Extracted data entries
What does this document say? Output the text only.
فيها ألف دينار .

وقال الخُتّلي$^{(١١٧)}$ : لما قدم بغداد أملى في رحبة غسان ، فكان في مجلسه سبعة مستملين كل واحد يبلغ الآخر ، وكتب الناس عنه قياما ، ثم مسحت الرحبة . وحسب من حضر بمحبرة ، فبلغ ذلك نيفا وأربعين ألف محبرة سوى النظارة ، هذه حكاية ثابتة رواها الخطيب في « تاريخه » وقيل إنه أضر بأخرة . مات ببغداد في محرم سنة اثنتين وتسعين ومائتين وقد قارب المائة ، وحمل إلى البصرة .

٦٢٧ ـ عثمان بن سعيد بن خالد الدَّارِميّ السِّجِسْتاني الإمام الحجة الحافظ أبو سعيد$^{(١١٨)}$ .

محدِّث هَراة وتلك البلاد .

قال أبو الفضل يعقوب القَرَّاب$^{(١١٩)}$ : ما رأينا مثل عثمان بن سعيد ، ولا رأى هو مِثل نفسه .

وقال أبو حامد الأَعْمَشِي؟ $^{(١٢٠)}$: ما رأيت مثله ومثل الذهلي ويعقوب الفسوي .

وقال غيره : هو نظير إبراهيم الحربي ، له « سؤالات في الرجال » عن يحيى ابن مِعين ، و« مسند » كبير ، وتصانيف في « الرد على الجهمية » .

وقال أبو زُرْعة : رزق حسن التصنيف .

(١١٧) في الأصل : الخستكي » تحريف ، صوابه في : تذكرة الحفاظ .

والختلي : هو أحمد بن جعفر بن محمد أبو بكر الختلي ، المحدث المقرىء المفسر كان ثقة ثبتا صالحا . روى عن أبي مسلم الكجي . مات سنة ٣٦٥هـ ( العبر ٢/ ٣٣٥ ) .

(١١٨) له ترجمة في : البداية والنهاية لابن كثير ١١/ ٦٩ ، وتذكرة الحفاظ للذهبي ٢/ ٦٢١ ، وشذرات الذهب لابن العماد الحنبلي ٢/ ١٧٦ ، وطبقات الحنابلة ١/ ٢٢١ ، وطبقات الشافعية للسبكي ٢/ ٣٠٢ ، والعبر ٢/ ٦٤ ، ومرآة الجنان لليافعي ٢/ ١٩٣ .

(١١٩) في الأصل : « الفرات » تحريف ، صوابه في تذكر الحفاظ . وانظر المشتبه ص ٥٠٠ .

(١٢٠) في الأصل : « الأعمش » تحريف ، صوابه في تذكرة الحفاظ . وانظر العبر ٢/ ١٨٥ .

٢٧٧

▶ _PROBLEM TO WORK ON_:
Determine how many lines of the material include the string "الحفاظ". Output only that count.

▶ _PROBLEM SOLUTION_:
4